> _Exercise requirements_
Gather up the lines with the word "мероприятие" in them.

> _Data entries_
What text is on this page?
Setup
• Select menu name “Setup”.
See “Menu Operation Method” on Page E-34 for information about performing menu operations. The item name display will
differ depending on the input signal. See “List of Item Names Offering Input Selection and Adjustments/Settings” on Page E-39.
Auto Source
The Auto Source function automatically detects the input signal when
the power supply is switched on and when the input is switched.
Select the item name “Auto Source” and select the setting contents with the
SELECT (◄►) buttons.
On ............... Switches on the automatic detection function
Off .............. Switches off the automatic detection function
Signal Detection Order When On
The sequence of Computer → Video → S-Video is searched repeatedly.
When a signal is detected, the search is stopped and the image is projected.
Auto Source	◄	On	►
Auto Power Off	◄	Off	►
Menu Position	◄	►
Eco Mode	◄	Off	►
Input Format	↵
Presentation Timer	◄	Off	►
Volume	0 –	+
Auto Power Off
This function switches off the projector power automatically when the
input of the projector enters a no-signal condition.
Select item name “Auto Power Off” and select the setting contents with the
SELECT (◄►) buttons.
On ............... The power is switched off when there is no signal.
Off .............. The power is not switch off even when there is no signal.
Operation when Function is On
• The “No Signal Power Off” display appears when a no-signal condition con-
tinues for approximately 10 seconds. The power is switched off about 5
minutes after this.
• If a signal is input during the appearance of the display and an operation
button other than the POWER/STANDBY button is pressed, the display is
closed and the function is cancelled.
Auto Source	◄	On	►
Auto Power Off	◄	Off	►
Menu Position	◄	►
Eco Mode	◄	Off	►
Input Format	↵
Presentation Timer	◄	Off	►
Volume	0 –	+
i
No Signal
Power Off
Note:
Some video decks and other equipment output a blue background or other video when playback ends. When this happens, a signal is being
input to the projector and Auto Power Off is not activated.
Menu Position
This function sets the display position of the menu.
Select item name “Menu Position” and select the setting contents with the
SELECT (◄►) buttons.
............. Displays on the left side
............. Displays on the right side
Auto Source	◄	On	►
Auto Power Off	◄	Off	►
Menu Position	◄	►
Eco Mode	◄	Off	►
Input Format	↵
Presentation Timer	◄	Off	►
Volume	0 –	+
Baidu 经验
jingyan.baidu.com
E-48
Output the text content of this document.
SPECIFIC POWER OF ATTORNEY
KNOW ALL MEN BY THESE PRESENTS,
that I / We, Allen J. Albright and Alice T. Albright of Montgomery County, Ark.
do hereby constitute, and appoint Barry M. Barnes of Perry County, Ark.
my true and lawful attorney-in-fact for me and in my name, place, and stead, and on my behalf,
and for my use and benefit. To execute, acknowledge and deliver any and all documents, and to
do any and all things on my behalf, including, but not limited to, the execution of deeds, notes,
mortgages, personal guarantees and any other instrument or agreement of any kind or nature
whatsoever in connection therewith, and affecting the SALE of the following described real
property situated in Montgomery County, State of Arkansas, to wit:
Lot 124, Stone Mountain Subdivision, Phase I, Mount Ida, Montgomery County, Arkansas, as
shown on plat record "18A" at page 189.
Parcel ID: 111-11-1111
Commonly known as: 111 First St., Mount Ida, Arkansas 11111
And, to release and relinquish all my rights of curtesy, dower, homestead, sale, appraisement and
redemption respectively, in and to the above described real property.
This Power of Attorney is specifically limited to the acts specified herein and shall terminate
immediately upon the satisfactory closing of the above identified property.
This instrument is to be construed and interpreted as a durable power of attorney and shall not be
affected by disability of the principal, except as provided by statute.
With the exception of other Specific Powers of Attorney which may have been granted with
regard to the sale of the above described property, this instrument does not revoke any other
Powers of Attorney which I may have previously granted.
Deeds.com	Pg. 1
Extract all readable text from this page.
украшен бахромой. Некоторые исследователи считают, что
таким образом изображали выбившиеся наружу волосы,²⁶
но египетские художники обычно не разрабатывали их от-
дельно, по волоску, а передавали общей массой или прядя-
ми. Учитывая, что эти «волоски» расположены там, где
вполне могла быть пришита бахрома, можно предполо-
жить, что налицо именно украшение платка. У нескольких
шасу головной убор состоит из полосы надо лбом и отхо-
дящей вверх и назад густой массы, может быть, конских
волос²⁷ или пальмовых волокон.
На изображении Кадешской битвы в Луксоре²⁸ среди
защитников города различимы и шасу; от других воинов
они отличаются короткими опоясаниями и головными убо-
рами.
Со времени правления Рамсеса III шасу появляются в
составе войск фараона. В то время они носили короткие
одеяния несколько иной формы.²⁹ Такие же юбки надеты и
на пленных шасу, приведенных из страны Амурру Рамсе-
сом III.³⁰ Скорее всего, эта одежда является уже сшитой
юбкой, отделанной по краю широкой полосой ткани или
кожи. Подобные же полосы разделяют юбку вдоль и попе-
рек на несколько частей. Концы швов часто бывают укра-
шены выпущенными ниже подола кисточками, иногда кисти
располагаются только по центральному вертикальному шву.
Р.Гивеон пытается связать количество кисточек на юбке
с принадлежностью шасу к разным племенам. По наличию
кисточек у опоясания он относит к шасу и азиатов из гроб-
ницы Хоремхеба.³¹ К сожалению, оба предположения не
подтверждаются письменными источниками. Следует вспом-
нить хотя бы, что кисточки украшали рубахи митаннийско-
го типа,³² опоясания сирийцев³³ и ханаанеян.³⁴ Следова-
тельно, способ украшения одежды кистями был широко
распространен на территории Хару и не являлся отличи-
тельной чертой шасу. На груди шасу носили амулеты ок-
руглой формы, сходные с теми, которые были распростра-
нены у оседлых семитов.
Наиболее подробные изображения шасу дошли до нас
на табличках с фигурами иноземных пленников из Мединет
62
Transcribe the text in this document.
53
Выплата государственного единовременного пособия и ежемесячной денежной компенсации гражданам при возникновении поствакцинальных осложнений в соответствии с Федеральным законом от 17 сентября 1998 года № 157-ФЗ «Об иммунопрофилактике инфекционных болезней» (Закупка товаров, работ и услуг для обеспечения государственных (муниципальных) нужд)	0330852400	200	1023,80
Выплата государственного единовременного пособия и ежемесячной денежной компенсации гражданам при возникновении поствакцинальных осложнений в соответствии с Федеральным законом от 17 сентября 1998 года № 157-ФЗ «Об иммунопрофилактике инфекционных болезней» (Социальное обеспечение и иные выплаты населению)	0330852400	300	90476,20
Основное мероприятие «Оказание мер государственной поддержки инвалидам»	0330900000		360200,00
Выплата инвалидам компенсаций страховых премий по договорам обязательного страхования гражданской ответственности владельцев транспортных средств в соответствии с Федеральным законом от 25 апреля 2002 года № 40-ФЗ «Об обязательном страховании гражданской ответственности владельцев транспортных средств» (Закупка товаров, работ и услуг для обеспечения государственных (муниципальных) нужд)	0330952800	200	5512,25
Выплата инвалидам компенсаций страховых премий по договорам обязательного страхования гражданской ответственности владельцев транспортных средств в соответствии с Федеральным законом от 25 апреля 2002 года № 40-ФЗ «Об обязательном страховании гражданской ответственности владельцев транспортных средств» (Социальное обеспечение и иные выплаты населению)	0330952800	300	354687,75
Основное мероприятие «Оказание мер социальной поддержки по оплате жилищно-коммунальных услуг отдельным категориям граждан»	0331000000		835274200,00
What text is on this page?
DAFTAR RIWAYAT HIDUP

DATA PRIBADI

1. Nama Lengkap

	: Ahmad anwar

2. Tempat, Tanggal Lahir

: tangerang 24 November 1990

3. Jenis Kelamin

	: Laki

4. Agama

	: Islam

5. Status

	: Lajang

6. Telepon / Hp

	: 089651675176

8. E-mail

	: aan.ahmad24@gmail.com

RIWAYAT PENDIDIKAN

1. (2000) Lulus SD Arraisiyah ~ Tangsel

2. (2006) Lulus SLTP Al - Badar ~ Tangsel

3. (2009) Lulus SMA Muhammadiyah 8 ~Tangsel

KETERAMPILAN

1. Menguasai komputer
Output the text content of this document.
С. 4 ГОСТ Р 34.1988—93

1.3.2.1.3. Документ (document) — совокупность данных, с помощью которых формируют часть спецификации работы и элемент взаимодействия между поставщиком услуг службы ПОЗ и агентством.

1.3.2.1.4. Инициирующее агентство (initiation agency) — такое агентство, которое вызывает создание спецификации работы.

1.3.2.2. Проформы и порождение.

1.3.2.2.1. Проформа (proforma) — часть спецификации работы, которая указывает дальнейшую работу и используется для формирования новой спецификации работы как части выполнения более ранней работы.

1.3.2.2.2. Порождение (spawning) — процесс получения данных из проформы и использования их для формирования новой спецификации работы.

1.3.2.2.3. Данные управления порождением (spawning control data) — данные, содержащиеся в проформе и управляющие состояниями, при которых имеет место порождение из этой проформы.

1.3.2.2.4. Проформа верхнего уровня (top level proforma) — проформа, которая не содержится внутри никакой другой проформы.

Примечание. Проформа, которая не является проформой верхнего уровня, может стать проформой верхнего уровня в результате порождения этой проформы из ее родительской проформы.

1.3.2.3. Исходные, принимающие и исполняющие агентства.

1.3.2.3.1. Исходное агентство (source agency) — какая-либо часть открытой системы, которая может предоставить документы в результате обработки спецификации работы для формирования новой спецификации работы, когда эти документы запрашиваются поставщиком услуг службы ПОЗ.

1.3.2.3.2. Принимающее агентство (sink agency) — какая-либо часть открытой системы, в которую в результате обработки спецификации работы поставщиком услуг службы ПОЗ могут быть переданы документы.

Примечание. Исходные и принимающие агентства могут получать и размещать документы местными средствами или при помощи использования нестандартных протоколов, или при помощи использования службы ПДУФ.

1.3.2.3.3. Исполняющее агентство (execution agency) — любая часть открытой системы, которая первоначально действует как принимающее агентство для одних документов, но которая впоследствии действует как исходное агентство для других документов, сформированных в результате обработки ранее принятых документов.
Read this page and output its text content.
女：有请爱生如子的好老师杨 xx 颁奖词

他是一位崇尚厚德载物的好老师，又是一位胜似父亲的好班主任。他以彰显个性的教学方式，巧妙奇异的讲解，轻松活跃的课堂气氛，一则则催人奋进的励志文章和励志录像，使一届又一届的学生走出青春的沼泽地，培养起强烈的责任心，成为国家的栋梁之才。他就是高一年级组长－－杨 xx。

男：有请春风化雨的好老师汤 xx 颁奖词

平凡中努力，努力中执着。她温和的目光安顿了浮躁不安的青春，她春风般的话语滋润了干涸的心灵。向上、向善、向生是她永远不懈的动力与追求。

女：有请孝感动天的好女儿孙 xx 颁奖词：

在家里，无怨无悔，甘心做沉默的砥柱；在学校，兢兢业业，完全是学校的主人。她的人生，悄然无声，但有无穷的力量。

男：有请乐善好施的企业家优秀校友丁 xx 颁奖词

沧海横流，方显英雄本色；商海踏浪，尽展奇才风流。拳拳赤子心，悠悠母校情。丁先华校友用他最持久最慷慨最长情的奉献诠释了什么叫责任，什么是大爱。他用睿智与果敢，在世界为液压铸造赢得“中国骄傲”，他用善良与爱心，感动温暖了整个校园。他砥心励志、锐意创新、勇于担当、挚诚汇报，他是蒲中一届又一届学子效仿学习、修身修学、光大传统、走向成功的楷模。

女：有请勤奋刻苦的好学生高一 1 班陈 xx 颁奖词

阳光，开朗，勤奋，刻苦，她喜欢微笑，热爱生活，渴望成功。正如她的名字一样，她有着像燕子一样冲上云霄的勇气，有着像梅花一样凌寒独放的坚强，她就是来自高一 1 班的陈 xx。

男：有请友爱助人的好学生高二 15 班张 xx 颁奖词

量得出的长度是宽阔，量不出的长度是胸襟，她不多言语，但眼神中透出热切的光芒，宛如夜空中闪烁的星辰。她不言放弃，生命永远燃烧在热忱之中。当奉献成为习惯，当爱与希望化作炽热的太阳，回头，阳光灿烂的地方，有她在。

> _Solved problem_
Основное мероприятие «Оказание мер государственной поддержки инвалидам»	0330900000		360200,00
Основное мероприятие «Оказание мер социальной поддержки по оплате жилищно-коммунальных услуг отдельным категориям граждан»	0331000000		835274200,00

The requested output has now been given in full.